Saved entries
━━━━━━
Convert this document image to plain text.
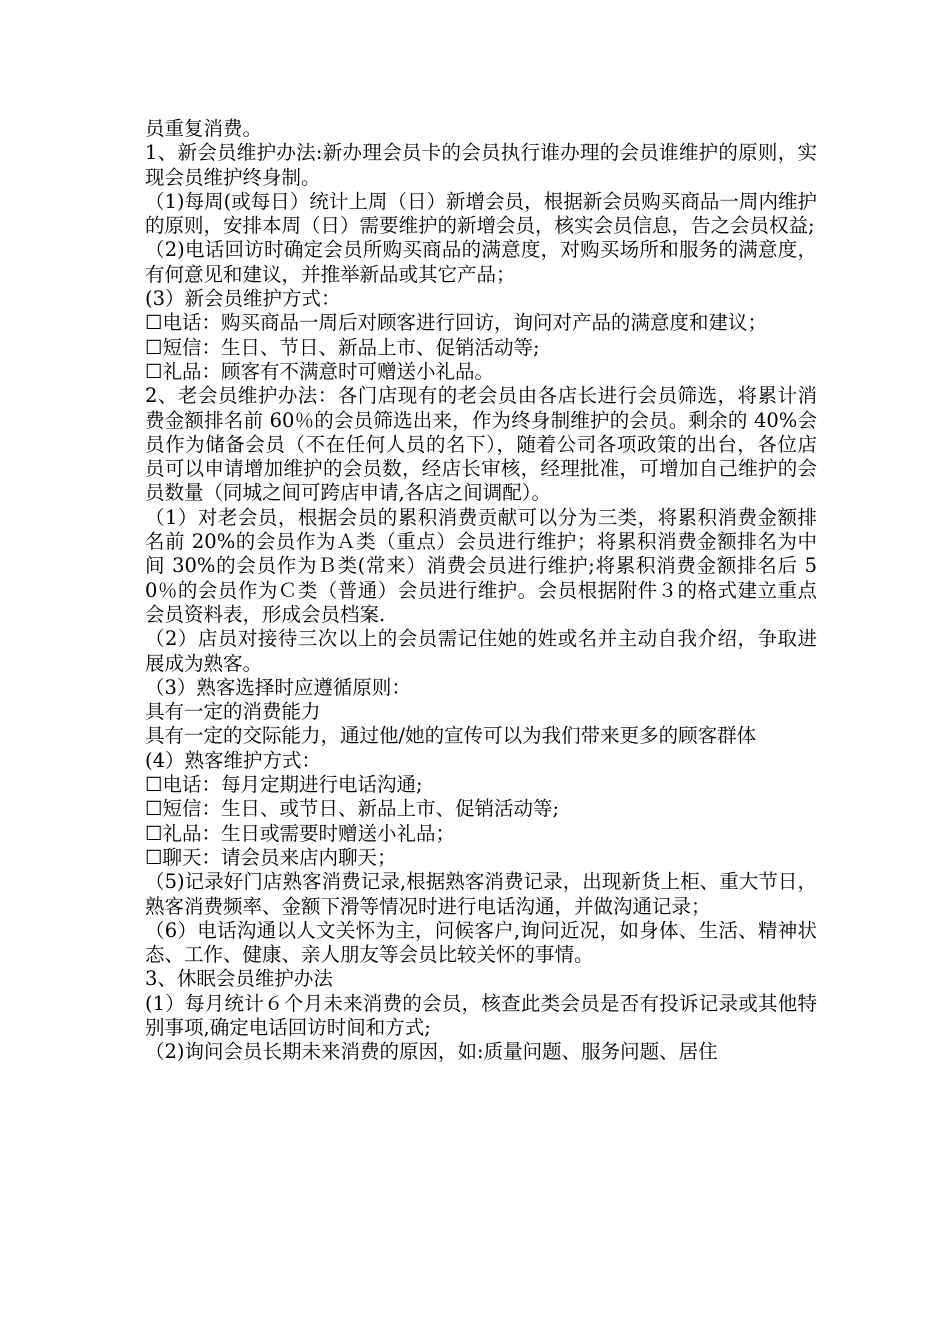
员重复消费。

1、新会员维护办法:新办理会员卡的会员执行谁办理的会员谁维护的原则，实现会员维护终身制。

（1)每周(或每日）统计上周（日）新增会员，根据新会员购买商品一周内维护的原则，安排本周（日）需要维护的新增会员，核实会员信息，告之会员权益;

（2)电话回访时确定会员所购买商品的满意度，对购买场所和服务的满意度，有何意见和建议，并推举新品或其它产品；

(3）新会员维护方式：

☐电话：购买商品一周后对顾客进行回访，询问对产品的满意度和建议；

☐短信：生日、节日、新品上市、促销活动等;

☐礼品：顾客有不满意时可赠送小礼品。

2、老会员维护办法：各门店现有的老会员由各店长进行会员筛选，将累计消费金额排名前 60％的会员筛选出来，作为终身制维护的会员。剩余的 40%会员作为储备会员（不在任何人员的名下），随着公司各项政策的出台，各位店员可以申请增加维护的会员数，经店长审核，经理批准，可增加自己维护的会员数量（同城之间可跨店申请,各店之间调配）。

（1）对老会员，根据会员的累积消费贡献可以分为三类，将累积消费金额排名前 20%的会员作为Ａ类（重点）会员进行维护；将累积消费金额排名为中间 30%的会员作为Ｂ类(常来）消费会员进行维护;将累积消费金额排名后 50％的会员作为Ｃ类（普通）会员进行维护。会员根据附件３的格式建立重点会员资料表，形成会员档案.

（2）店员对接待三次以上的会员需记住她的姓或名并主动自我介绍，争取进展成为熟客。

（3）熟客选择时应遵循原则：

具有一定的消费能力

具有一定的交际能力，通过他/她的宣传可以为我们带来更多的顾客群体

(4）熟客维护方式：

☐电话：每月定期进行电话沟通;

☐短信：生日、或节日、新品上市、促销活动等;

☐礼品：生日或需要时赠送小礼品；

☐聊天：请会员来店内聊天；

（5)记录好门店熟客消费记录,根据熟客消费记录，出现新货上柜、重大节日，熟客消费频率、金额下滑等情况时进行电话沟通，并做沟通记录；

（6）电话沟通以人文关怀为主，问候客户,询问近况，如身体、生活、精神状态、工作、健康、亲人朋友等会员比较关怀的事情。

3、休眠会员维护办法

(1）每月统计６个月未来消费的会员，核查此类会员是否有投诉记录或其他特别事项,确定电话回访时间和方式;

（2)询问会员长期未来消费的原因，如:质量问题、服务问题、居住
━━━━━━
▶ **Short problem**
Identify and copy lines that hold the string "新品上市".

▶ **Task solution**
☐短信：生日、节日、新品上市、促销活动等;
☐短信：生日、或节日、新品上市、促销活动等;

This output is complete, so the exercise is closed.